SET PROBLEM
All records should be reproduced verbatim.
-- Start TASK INPUTS --
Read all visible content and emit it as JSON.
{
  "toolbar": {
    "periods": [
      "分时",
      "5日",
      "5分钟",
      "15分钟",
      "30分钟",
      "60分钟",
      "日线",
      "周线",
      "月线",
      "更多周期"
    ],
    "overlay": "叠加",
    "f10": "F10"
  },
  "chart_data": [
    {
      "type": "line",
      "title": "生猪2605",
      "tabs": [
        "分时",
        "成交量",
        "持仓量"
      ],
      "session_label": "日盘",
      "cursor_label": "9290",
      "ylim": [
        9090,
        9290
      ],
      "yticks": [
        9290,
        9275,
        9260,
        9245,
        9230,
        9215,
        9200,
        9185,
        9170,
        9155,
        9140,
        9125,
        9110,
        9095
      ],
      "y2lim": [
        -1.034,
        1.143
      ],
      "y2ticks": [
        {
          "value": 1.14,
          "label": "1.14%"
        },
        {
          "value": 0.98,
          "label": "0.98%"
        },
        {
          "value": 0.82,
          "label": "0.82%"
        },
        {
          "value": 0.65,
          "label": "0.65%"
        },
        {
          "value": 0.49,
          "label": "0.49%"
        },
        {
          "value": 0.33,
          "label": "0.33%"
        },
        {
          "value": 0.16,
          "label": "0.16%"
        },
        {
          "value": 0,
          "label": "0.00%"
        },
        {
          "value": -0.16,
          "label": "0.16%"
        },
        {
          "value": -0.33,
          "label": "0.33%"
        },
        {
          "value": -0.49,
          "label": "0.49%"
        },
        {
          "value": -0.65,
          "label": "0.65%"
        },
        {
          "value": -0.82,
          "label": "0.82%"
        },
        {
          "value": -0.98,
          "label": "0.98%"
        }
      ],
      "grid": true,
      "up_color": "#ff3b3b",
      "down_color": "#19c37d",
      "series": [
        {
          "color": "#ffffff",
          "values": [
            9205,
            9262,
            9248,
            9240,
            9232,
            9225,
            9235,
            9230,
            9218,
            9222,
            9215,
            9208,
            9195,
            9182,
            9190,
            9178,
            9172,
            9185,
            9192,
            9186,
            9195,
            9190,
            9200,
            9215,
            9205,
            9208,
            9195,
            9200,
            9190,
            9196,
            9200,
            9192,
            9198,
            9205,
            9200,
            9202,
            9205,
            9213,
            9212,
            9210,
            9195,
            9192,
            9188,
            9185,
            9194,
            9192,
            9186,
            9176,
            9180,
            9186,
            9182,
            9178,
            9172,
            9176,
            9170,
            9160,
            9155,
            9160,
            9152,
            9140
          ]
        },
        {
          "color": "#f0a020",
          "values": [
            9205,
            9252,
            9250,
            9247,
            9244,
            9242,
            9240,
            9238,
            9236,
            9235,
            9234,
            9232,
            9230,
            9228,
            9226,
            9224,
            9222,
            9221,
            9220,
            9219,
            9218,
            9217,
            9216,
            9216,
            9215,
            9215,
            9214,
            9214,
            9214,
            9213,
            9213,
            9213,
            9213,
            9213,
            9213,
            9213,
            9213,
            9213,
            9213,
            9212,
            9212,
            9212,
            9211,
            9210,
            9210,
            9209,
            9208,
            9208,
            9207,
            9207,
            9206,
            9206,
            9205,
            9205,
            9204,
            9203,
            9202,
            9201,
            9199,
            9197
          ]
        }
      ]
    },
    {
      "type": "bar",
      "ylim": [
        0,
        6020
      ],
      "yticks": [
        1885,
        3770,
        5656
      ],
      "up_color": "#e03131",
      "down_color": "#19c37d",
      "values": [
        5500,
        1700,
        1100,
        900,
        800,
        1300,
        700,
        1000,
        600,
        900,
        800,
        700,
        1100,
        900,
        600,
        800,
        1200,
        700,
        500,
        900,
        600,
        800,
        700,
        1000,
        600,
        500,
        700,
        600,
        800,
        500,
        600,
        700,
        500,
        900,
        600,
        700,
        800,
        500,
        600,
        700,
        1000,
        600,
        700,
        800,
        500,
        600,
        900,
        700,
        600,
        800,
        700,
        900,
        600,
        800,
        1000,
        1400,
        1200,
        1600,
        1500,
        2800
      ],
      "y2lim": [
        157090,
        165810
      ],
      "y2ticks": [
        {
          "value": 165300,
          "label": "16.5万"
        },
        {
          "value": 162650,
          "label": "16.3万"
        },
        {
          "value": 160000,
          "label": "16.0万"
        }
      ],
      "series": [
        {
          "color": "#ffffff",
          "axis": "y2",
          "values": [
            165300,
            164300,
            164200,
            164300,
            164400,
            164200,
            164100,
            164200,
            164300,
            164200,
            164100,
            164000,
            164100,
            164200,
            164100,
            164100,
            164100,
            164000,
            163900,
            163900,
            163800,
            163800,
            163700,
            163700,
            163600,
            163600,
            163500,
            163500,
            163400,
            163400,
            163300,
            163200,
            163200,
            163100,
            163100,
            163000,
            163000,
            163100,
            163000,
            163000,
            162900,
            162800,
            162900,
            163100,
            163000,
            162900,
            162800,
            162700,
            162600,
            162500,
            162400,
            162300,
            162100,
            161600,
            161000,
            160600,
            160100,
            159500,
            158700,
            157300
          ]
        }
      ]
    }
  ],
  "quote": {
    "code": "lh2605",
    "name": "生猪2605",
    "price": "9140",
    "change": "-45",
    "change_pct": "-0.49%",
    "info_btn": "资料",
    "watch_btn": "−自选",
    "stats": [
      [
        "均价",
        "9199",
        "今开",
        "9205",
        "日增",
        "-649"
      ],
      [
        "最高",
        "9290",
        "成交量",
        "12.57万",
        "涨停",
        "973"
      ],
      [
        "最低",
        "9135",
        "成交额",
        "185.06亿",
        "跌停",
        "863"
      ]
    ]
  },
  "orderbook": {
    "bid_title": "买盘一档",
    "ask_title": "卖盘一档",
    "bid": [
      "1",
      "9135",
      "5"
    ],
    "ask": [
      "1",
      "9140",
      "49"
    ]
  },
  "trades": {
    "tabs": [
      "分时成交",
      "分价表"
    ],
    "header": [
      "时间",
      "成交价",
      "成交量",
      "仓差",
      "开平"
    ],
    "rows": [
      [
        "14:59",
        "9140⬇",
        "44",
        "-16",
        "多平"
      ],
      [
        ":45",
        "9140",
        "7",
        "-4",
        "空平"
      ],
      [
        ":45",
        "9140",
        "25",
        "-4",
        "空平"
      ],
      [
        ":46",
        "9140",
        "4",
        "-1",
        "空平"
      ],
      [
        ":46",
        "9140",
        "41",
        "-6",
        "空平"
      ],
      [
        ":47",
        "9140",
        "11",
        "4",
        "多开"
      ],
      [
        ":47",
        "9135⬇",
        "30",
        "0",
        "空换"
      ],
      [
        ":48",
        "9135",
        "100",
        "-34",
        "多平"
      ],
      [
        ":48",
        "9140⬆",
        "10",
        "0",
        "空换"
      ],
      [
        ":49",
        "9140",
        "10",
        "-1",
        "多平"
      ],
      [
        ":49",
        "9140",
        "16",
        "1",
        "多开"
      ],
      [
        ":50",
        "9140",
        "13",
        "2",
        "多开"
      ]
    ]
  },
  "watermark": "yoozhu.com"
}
-- End TASK INPUTS --
REPLY TO THE TASK
Read all visible content and emit it as JSON.
{
  "toolbar": {
    "periods": [
      "分时",
      "5日",
      "5分钟",
      "15分钟",
      "30分钟",
      "60分钟",
      "日线",
      "周线",
      "月线",
      "更多周期"
    ],
    "overlay": "叠加",
    "f10": "F10"
  },
  "chart_data": [
    {
      "type": "line",
      "title": "生猪2605",
      "tabs": [
        "分时",
        "成交量",
        "持仓量"
      ],
      "session_label": "日盘",
      "cursor_label": "9290",
      "ylim": [
        9090,
        9290
      ],
      "yticks": [
        9290,
        9275,
        9260,
        9245,
        9230,
        9215,
        9200,
        9185,
        9170,
        9155,
        9140,
        9125,
        9110,
        9095
      ],
      "y2lim": [
        -1.034,
        1.143
      ],
      "y2ticks": [
        {
          "value": 1.14,
          "label": "1.14%"
        },
        {
          "value": 0.98,
          "label": "0.98%"
        },
        {
          "value": 0.82,
          "label": "0.82%"
        },
        {
          "value": 0.65,
          "label": "0.65%"
        },
        {
          "value": 0.49,
          "label": "0.49%"
        },
        {
          "value": 0.33,
          "label": "0.33%"
        },
        {
          "value": 0.16,
          "label": "0.16%"
        },
        {
          "value": 0,
          "label": "0.00%"
        },
        {
          "value": -0.16,
          "label": "0.16%"
        },
        {
          "value": -0.33,
          "label": "0.33%"
        },
        {
          "value": -0.49,
          "label": "0.49%"
        },
        {
          "value": -0.65,
          "label": "0.65%"
        },
        {
          "value": -0.82,
          "label": "0.82%"
        },
        {
          "value": -0.98,
          "label": "0.98%"
        }
      ],
      "grid": true,
      "up_color": "#ff3b3b",
      "down_color": "#19c37d",
      "series": [
        {
          "color": "#ffffff",
          "values": [
            9205,
            9262,
            9248,
            9240,
            9232,
            9225,
            9235,
            9230,
            9218,
            9222,
            9215,
            9208,
            9195,
            9182,
            9190,
            9178,
            9172,
            9185,
            9192,
            9186,
            9195,
            9190,
            9200,
            9215,
            9205,
            9208,
            9195,
            9200,
            9190,
            9196,
            9200,
            9192,
            9198,
            9205,
            9200,
            9202,
            9205,
            9213,
            9212,
            9210,
            9195,
            9192,
            9188,
            9185,
            9194,
            9192,
            9186,
            9176,
            9180,
            9186,
            9182,
            9178,
            9172,
            9176,
            9170,
            9160,
            9155,
            9160,
            9152,
            9140
          ]
        },
        {
          "color": "#f0a020",
          "values": [
            9205,
            9252,
            9250,
            9247,
            9244,
            9242,
            9240,
            9238,
            9236,
            9235,
            9234,
            9232,
            9230,
            9228,
            9226,
            9224,
            9222,
            9221,
            9220,
            9219,
            9218,
            9217,
            9216,
            9216,
            9215,
            9215,
            9214,
            9214,
            9214,
            9213,
            9213,
            9213,
            9213,
            9213,
            9213,
            9213,
            9213,
            9213,
            9213,
            9212,
            9212,
            9212,
            9211,
            9210,
            9210,
            9209,
            9208,
            9208,
            9207,
            9207,
            9206,
            9206,
            9205,
            9205,
            9204,
            9203,
            9202,
            9201,
            9199,
            9197
          ]
        }
      ]
    },
    {
      "type": "bar",
      "ylim": [
        0,
        6020
      ],
      "yticks": [
        1885,
        3770,
        5656
      ],
      "up_color": "#e03131",
      "down_color": "#19c37d",
      "values": [
        5500,
        1700,
        1100,
        900,
        800,
        1300,
        700,
        1000,
        600,
        900,
        800,
        700,
        1100,
        900,
        600,
        800,
        1200,
        700,
        500,
        900,
        600,
        800,
        700,
        1000,
        600,
        500,
        700,
        600,
        800,
        500,
        600,
        700,
        500,
        900,
        600,
        700,
        800,
        500,
        600,
        700,
        1000,
        600,
        700,
        800,
        500,
        600,
        900,
        700,
        600,
        800,
        700,
        900,
        600,
        800,
        1000,
        1400,
        1200,
        1600,
        1500,
        2800
      ],
      "y2lim": [
        157090,
        165810
      ],
      "y2ticks": [
        {
          "value": 165300,
          "label": "16.5万"
        },
        {
          "value": 162650,
          "label": "16.3万"
        },
        {
          "value": 160000,
          "label": "16.0万"
        }
      ],
      "series": [
        {
          "color": "#ffffff",
          "axis": "y2",
          "values": [
            165300,
            164300,
            164200,
            164300,
            164400,
            164200,
            164100,
            164200,
            164300,
            164200,
            164100,
            164000,
            164100,
            164200,
            164100,
            164100,
            164100,
            164000,
            163900,
            163900,
            163800,
            163800,
            163700,
            163700,
            163600,
            163600,
            163500,
            163500,
            163400,
            163400,
            163300,
            163200,
            163200,
            163100,
            163100,
            163000,
            163000,
            163100,
            163000,
            163000,
            162900,
            162800,
            162900,
            163100,
            163000,
            162900,
            162800,
            162700,
            162600,
            162500,
            162400,
            162300,
            162100,
            161600,
            161000,
            160600,
            160100,
            159500,
            158700,
            157300
          ]
        }
      ]
    }
  ],
  "quote": {
    "code": "lh2605",
    "name": "生猪2605",
    "price": "9140",
    "change": "-45",
    "change_pct": "-0.49%",
    "info_btn": "资料",
    "watch_btn": "−自选",
    "stats": [
      [
        "均价",
        "9199",
        "今开",
        "9205",
        "日增",
        "-649"
      ],
      [
        "最高",
        "9290",
        "成交量",
        "12.57万",
        "涨停",
        "973"
      ],
      [
        "最低",
        "9135",
        "成交额",
        "185.06亿",
        "跌停",
        "863"
      ]
    ]
  },
  "orderbook": {
    "bid_title": "买盘一档",
    "ask_title": "卖盘一档",
    "bid": [
      "1",
      "9135",
      "5"
    ],
    "ask": [
      "1",
      "9140",
      "49"
    ]
  },
  "trades": {
    "tabs": [
      "分时成交",
      "分价表"
    ],
    "header": [
      "时间",
      "成交价",
      "成交量",
      "仓差",
      "开平"
    ],
    "rows": [
      [
        "14:59",
        "9140⬇",
        "44",
        "-16",
        "多平"
      ],
      [
        ":45",
        "9140",
        "7",
        "-4",
        "空平"
      ],
      [
        ":45",
        "9140",
        "25",
        "-4",
        "空平"
      ],
      [
        ":46",
        "9140",
        "4",
        "-1",
        "空平"
      ],
      [
        ":46",
        "9140",
        "41",
        "-6",
        "空平"
      ],
      [
        ":47",
        "9140",
        "11",
        "4",
        "多开"
      ],
      [
        ":47",
        "9135⬇",
        "30",
        "0",
        "空换"
      ],
      [
        ":48",
        "9135",
        "100",
        "-34",
        "多平"
      ],
      [
        ":48",
        "9140⬆",
        "10",
        "0",
        "空换"
      ],
      [
        ":49",
        "9140",
        "10",
        "-1",
        "多平"
      ],
      [
        ":49",
        "9140",
        "16",
        "1",
        "多开"
      ],
      [
        ":50",
        "9140",
        "13",
        "2",
        "多开"
      ]
    ]
  },
  "watermark": "yoozhu.com"
}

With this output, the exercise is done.